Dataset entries

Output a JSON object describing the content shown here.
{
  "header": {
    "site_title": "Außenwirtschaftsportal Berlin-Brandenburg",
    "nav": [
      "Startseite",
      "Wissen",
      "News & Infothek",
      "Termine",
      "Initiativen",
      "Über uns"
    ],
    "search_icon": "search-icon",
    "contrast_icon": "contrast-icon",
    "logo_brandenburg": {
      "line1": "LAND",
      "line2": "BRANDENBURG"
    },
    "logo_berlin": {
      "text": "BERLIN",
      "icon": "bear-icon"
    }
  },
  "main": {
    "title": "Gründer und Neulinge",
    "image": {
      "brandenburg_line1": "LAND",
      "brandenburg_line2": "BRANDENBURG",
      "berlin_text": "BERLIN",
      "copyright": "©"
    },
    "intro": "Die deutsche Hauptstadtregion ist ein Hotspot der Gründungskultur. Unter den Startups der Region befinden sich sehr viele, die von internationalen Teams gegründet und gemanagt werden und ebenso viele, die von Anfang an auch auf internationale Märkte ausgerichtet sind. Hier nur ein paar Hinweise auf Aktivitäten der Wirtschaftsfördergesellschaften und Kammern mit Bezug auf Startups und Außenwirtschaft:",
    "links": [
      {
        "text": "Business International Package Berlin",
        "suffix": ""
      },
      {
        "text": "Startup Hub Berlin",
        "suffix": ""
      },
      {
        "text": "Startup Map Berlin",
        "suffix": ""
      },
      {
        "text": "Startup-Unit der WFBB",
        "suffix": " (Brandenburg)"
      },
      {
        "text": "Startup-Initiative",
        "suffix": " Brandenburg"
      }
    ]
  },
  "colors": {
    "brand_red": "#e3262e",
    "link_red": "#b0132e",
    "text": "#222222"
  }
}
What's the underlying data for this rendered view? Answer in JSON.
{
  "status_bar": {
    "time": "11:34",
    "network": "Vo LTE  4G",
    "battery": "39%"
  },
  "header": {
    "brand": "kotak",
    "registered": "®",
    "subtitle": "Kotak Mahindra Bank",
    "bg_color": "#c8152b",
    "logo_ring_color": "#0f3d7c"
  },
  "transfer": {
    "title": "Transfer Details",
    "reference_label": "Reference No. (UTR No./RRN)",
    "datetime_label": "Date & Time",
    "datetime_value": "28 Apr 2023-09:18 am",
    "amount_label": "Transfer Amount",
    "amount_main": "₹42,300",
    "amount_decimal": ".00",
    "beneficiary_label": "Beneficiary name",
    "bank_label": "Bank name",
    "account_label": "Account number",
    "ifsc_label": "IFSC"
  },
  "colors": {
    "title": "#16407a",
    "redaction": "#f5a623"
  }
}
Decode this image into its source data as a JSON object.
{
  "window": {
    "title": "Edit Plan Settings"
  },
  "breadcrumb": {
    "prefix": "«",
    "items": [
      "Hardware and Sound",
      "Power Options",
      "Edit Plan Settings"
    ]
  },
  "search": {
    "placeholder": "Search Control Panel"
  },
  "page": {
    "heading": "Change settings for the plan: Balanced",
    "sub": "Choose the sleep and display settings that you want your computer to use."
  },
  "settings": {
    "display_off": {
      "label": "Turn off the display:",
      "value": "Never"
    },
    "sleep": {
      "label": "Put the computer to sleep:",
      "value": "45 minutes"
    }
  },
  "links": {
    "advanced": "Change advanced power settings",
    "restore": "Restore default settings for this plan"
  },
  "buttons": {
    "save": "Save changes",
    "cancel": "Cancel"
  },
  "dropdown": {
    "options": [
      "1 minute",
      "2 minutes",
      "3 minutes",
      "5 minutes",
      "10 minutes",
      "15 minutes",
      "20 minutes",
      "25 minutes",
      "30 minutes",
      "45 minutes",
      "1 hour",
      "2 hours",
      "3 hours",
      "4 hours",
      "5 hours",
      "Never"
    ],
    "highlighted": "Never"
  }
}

TASK INSTRUCTIONS
Copy out the whole listing exactly; please set it all down.

REPLY
Output a JSON object describing the content shown here.
{
  "header": {
    "site_title": "Außenwirtschaftsportal Berlin-Brandenburg",
    "nav": [
      "Startseite",
      "Wissen",
      "News & Infothek",
      "Termine",
      "Initiativen",
      "Über uns"
    ],
    "search_icon": "search-icon",
    "contrast_icon": "contrast-icon",
    "logo_brandenburg": {
      "line1": "LAND",
      "line2": "BRANDENBURG"
    },
    "logo_berlin": {
      "text": "BERLIN",
      "icon": "bear-icon"
    }
  },
  "main": {
    "title": "Gründer und Neulinge",
    "image": {
      "brandenburg_line1": "LAND",
      "brandenburg_line2": "BRANDENBURG",
      "berlin_text": "BERLIN",
      "copyright": "©"
    },
    "intro": "Die deutsche Hauptstadtregion ist ein Hotspot der Gründungskultur. Unter den Startups der Region befinden sich sehr viele, die von internationalen Teams gegründet und gemanagt werden und ebenso viele, die von Anfang an auch auf internationale Märkte ausgerichtet sind. Hier nur ein paar Hinweise auf Aktivitäten der Wirtschaftsfördergesellschaften und Kammern mit Bezug auf Startups und Außenwirtschaft:",
    "links": [
      {
        "text": "Business International Package Berlin",
        "suffix": ""
      },
      {
        "text": "Startup Hub Berlin",
        "suffix": ""
      },
      {
        "text": "Startup Map Berlin",
        "suffix": ""
      },
      {
        "text": "Startup-Unit der WFBB",
        "suffix": " (Brandenburg)"
      },
      {
        "text": "Startup-Initiative",
        "suffix": " Brandenburg"
      }
    ]
  },
  "colors": {
    "brand_red": "#e3262e",
    "link_red": "#b0132e",
    "text": "#222222"
  }
}
What's the underlying data for this rendered view? Answer in JSON.
{
  "status_bar": {
    "time": "11:34",
    "network": "Vo LTE  4G",
    "battery": "39%"
  },
  "header": {
    "brand": "kotak",
    "registered": "®",
    "subtitle": "Kotak Mahindra Bank",
    "bg_color": "#c8152b",
    "logo_ring_color": "#0f3d7c"
  },
  "transfer": {
    "title": "Transfer Details",
    "reference_label": "Reference No. (UTR No./RRN)",
    "datetime_label": "Date & Time",
    "datetime_value": "28 Apr 2023-09:18 am",
    "amount_label": "Transfer Amount",
    "amount_main": "₹42,300",
    "amount_decimal": ".00",
    "beneficiary_label": "Beneficiary name",
    "bank_label": "Bank name",
    "account_label": "Account number",
    "ifsc_label": "IFSC"
  },
  "colors": {
    "title": "#16407a",
    "redaction": "#f5a623"
  }
}
Decode this image into its source data as a JSON object.
{
  "window": {
    "title": "Edit Plan Settings"
  },
  "breadcrumb": {
    "prefix": "«",
    "items": [
      "Hardware and Sound",
      "Power Options",
      "Edit Plan Settings"
    ]
  },
  "search": {
    "placeholder": "Search Control Panel"
  },
  "page": {
    "heading": "Change settings for the plan: Balanced",
    "sub": "Choose the sleep and display settings that you want your computer to use."
  },
  "settings": {
    "display_off": {
      "label": "Turn off the display:",
      "value": "Never"
    },
    "sleep": {
      "label": "Put the computer to sleep:",
      "value": "45 minutes"
    }
  },
  "links": {
    "advanced": "Change advanced power settings",
    "restore": "Restore default settings for this plan"
  },
  "buttons": {
    "save": "Save changes",
    "cancel": "Cancel"
  },
  "dropdown": {
    "options": [
      "1 minute",
      "2 minutes",
      "3 minutes",
      "5 minutes",
      "10 minutes",
      "15 minutes",
      "20 minutes",
      "25 minutes",
      "30 minutes",
      "45 minutes",
      "1 hour",
      "2 hours",
      "3 hours",
      "4 hours",
      "5 hours",
      "Never"
    ],
    "highlighted": "Never"
  }
}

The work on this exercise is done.